**SET EXERCISE**
What is needed here is an exact copy of every entry.

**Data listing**
*****
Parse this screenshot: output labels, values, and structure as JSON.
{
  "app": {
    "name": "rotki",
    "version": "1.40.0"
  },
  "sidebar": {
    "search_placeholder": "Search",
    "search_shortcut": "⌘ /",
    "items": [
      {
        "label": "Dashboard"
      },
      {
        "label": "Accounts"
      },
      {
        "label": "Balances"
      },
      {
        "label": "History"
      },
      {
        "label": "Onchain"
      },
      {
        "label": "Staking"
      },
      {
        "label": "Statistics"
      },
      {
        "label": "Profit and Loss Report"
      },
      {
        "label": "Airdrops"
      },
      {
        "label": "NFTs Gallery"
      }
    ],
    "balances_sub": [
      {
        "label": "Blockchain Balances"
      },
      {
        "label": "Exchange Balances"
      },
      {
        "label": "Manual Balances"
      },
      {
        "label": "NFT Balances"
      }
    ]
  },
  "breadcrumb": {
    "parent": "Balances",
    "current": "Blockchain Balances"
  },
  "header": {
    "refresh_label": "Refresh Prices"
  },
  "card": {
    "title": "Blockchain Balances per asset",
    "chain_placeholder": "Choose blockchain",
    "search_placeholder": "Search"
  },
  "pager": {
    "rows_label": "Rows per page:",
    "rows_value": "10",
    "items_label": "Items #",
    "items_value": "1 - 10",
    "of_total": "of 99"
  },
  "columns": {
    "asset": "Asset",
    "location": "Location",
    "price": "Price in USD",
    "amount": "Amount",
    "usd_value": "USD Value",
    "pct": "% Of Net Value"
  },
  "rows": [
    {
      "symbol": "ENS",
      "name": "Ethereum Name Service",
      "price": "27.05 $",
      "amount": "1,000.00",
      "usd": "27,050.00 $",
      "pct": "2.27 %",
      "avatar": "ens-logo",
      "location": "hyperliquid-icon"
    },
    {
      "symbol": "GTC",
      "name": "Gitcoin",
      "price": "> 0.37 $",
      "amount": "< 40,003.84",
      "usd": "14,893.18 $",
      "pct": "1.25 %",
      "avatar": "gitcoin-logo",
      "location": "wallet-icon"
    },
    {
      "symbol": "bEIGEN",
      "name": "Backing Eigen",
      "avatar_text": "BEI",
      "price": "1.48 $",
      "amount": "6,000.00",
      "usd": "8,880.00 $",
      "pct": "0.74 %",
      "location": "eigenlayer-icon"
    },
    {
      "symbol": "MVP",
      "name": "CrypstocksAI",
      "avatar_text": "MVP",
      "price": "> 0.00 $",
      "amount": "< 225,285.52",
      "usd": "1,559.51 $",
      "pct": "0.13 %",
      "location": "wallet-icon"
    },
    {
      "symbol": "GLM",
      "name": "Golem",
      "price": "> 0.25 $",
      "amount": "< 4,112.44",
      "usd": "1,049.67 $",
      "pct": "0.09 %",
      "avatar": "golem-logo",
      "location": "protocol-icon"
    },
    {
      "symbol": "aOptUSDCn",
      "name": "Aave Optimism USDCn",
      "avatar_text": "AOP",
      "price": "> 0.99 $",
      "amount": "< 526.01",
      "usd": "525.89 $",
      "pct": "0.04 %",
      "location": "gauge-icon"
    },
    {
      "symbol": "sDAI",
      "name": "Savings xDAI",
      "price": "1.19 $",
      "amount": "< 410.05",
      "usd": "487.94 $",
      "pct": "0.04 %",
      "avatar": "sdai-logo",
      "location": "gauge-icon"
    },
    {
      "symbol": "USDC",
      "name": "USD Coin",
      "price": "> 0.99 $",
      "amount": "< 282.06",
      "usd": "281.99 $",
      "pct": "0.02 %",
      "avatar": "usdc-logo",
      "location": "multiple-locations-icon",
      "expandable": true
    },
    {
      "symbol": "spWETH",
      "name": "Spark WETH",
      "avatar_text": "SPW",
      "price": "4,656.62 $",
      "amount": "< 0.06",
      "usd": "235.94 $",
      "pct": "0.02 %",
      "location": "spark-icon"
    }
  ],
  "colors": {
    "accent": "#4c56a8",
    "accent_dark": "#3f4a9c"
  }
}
*****
**THE RESPONSE**
Parse this screenshot: output labels, values, and structure as JSON.
{
  "app": {
    "name": "rotki",
    "version": "1.40.0"
  },
  "sidebar": {
    "search_placeholder": "Search",
    "search_shortcut": "⌘ /",
    "items": [
      {
        "label": "Dashboard"
      },
      {
        "label": "Accounts"
      },
      {
        "label": "Balances"
      },
      {
        "label": "History"
      },
      {
        "label": "Onchain"
      },
      {
        "label": "Staking"
      },
      {
        "label": "Statistics"
      },
      {
        "label": "Profit and Loss Report"
      },
      {
        "label": "Airdrops"
      },
      {
        "label": "NFTs Gallery"
      }
    ],
    "balances_sub": [
      {
        "label": "Blockchain Balances"
      },
      {
        "label": "Exchange Balances"
      },
      {
        "label": "Manual Balances"
      },
      {
        "label": "NFT Balances"
      }
    ]
  },
  "breadcrumb": {
    "parent": "Balances",
    "current": "Blockchain Balances"
  },
  "header": {
    "refresh_label": "Refresh Prices"
  },
  "card": {
    "title": "Blockchain Balances per asset",
    "chain_placeholder": "Choose blockchain",
    "search_placeholder": "Search"
  },
  "pager": {
    "rows_label": "Rows per page:",
    "rows_value": "10",
    "items_label": "Items #",
    "items_value": "1 - 10",
    "of_total": "of 99"
  },
  "columns": {
    "asset": "Asset",
    "location": "Location",
    "price": "Price in USD",
    "amount": "Amount",
    "usd_value": "USD Value",
    "pct": "% Of Net Value"
  },
  "rows": [
    {
      "symbol": "ENS",
      "name": "Ethereum Name Service",
      "price": "27.05 $",
      "amount": "1,000.00",
      "usd": "27,050.00 $",
      "pct": "2.27 %",
      "avatar": "ens-logo",
      "location": "hyperliquid-icon"
    },
    {
      "symbol": "GTC",
      "name": "Gitcoin",
      "price": "> 0.37 $",
      "amount": "< 40,003.84",
      "usd": "14,893.18 $",
      "pct": "1.25 %",
      "avatar": "gitcoin-logo",
      "location": "wallet-icon"
    },
    {
      "symbol": "bEIGEN",
      "name": "Backing Eigen",
      "avatar_text": "BEI",
      "price": "1.48 $",
      "amount": "6,000.00",
      "usd": "8,880.00 $",
      "pct": "0.74 %",
      "location": "eigenlayer-icon"
    },
    {
      "symbol": "MVP",
      "name": "CrypstocksAI",
      "avatar_text": "MVP",
      "price": "> 0.00 $",
      "amount": "< 225,285.52",
      "usd": "1,559.51 $",
      "pct": "0.13 %",
      "location": "wallet-icon"
    },
    {
      "symbol": "GLM",
      "name": "Golem",
      "price": "> 0.25 $",
      "amount": "< 4,112.44",
      "usd": "1,049.67 $",
      "pct": "0.09 %",
      "avatar": "golem-logo",
      "location": "protocol-icon"
    },
    {
      "symbol": "aOptUSDCn",
      "name": "Aave Optimism USDCn",
      "avatar_text": "AOP",
      "price": "> 0.99 $",
      "amount": "< 526.01",
      "usd": "525.89 $",
      "pct": "0.04 %",
      "location": "gauge-icon"
    },
    {
      "symbol": "sDAI",
      "name": "Savings xDAI",
      "price": "1.19 $",
      "amount": "< 410.05",
      "usd": "487.94 $",
      "pct": "0.04 %",
      "avatar": "sdai-logo",
      "location": "gauge-icon"
    },
    {
      "symbol": "USDC",
      "name": "USD Coin",
      "price": "> 0.99 $",
      "amount": "< 282.06",
      "usd": "281.99 $",
      "pct": "0.02 %",
      "avatar": "usdc-logo",
      "location": "multiple-locations-icon",
      "expandable": true
    },
    {
      "symbol": "spWETH",
      "name": "Spark WETH",
      "avatar_text": "SPW",
      "price": "4,656.62 $",
      "amount": "< 0.06",
      "usd": "235.94 $",
      "pct": "0.02 %",
      "location": "spark-icon"
    }
  ],
  "colors": {
    "accent": "#4c56a8",
    "accent_dark": "#3f4a9c"
  }
}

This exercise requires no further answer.